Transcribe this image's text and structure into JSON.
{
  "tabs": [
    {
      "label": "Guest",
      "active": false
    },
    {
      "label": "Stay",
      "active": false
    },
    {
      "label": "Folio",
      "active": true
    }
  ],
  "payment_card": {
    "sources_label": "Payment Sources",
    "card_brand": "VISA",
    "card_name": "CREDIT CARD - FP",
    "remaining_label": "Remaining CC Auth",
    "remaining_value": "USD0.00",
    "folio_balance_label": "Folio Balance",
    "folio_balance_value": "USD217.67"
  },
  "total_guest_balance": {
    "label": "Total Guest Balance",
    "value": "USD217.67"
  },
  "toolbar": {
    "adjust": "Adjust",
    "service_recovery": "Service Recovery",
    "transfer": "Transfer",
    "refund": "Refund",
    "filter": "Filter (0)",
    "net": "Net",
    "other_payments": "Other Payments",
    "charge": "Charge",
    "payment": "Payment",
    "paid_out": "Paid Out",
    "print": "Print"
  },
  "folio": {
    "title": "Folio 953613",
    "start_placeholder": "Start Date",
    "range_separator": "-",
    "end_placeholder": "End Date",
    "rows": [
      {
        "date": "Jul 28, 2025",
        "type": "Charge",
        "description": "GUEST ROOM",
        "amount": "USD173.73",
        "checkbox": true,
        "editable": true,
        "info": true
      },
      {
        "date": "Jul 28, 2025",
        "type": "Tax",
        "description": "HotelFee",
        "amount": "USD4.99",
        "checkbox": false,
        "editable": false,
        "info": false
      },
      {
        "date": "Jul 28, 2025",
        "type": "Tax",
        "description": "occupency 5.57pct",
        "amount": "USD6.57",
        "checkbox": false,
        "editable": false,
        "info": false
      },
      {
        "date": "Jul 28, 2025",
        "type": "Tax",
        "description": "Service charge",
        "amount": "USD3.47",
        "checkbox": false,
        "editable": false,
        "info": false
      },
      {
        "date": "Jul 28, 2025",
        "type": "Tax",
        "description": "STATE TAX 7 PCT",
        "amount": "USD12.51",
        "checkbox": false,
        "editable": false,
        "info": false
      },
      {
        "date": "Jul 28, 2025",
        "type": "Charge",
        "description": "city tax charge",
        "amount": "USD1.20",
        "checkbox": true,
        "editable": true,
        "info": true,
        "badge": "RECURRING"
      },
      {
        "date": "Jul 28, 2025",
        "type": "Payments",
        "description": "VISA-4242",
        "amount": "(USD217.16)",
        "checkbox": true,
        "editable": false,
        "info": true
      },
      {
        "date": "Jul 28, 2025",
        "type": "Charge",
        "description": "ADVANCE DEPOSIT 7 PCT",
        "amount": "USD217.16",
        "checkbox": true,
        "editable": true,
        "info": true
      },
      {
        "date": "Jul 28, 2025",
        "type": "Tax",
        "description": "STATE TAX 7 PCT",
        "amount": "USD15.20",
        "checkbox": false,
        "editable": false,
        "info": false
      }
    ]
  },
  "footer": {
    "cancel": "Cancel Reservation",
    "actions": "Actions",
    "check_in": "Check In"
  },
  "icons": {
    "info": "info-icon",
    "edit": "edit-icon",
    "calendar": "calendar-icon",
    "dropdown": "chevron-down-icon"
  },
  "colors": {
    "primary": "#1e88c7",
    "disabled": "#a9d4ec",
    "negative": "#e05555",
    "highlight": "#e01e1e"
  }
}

■ ■ ■ ■ ■ ■ ■

▶ _The exercise_
Exactly reproduce every record.

▶ _Task response_
Transcribe this image's text and structure into JSON.
{
  "tabs": [
    {
      "label": "Guest",
      "active": false
    },
    {
      "label": "Stay",
      "active": false
    },
    {
      "label": "Folio",
      "active": true
    }
  ],
  "payment_card": {
    "sources_label": "Payment Sources",
    "card_brand": "VISA",
    "card_name": "CREDIT CARD - FP",
    "remaining_label": "Remaining CC Auth",
    "remaining_value": "USD0.00",
    "folio_balance_label": "Folio Balance",
    "folio_balance_value": "USD217.67"
  },
  "total_guest_balance": {
    "label": "Total Guest Balance",
    "value": "USD217.67"
  },
  "toolbar": {
    "adjust": "Adjust",
    "service_recovery": "Service Recovery",
    "transfer": "Transfer",
    "refund": "Refund",
    "filter": "Filter (0)",
    "net": "Net",
    "other_payments": "Other Payments",
    "charge": "Charge",
    "payment": "Payment",
    "paid_out": "Paid Out",
    "print": "Print"
  },
  "folio": {
    "title": "Folio 953613",
    "start_placeholder": "Start Date",
    "range_separator": "-",
    "end_placeholder": "End Date",
    "rows": [
      {
        "date": "Jul 28, 2025",
        "type": "Charge",
        "description": "GUEST ROOM",
        "amount": "USD173.73",
        "checkbox": true,
        "editable": true,
        "info": true
      },
      {
        "date": "Jul 28, 2025",
        "type": "Tax",
        "description": "HotelFee",
        "amount": "USD4.99",
        "checkbox": false,
        "editable": false,
        "info": false
      },
      {
        "date": "Jul 28, 2025",
        "type": "Tax",
        "description": "occupency 5.57pct",
        "amount": "USD6.57",
        "checkbox": false,
        "editable": false,
        "info": false
      },
      {
        "date": "Jul 28, 2025",
        "type": "Tax",
        "description": "Service charge",
        "amount": "USD3.47",
        "checkbox": false,
        "editable": false,
        "info": false
      },
      {
        "date": "Jul 28, 2025",
        "type": "Tax",
        "description": "STATE TAX 7 PCT",
        "amount": "USD12.51",
        "checkbox": false,
        "editable": false,
        "info": false
      },
      {
        "date": "Jul 28, 2025",
        "type": "Charge",
        "description": "city tax charge",
        "amount": "USD1.20",
        "checkbox": true,
        "editable": true,
        "info": true,
        "badge": "RECURRING"
      },
      {
        "date": "Jul 28, 2025",
        "type": "Payments",
        "description": "VISA-4242",
        "amount": "(USD217.16)",
        "checkbox": true,
        "editable": false,
        "info": true
      },
      {
        "date": "Jul 28, 2025",
        "type": "Charge",
        "description": "ADVANCE DEPOSIT 7 PCT",
        "amount": "USD217.16",
        "checkbox": true,
        "editable": true,
        "info": true
      },
      {
        "date": "Jul 28, 2025",
        "type": "Tax",
        "description": "STATE TAX 7 PCT",
        "amount": "USD15.20",
        "checkbox": false,
        "editable": false,
        "info": false
      }
    ]
  },
  "footer": {
    "cancel": "Cancel Reservation",
    "actions": "Actions",
    "check_in": "Check In"
  },
  "icons": {
    "info": "info-icon",
    "edit": "edit-icon",
    "calendar": "calendar-icon",
    "dropdown": "chevron-down-icon"
  },
  "colors": {
    "primary": "#1e88c7",
    "disabled": "#a9d4ec",
    "negative": "#e05555",
    "highlight": "#e01e1e"
  }
}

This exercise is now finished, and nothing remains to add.